> [SHORT TASK]:
Check every line of the entries that follow, and copy the ones containing "icon".

::: DATASET ROWS

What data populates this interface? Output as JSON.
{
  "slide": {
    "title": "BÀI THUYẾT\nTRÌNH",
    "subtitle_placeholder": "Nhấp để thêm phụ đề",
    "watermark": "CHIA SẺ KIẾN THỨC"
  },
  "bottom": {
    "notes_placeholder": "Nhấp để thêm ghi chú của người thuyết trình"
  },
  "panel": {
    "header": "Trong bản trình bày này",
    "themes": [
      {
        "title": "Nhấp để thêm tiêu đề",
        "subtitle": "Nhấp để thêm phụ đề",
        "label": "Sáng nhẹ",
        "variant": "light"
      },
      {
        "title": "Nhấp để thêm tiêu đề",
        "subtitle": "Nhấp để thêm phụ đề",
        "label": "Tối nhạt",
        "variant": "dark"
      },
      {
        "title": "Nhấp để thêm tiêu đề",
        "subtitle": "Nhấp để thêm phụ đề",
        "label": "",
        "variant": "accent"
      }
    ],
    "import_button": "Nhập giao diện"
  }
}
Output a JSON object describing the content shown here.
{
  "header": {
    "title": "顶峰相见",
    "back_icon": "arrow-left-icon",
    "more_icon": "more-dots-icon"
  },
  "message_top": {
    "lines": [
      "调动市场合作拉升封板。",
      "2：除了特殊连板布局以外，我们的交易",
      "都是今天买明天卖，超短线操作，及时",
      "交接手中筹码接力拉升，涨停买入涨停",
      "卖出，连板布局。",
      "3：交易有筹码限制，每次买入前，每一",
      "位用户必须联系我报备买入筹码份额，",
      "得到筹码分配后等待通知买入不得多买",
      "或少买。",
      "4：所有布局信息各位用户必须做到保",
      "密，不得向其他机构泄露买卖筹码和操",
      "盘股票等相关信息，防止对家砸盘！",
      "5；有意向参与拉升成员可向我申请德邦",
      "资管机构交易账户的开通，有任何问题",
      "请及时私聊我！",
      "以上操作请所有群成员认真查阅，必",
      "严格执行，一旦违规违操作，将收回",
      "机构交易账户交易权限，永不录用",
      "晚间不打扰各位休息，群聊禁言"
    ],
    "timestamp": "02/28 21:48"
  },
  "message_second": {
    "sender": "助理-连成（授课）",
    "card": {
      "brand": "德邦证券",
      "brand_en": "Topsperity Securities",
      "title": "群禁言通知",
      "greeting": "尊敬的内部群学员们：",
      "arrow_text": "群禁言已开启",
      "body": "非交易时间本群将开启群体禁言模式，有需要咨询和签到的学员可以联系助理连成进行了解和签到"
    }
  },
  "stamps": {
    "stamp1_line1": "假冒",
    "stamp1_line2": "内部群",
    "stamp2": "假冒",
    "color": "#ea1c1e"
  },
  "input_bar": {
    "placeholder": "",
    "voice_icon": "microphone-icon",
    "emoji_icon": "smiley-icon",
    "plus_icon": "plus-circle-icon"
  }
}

::::::

> [TASK SOLUTION]:
    "back_icon": "arrow-left-icon",
    "more_icon": "more-dots-icon"
    "voice_icon": "microphone-icon",
    "emoji_icon": "smiley-icon",
    "plus_icon": "plus-circle-icon"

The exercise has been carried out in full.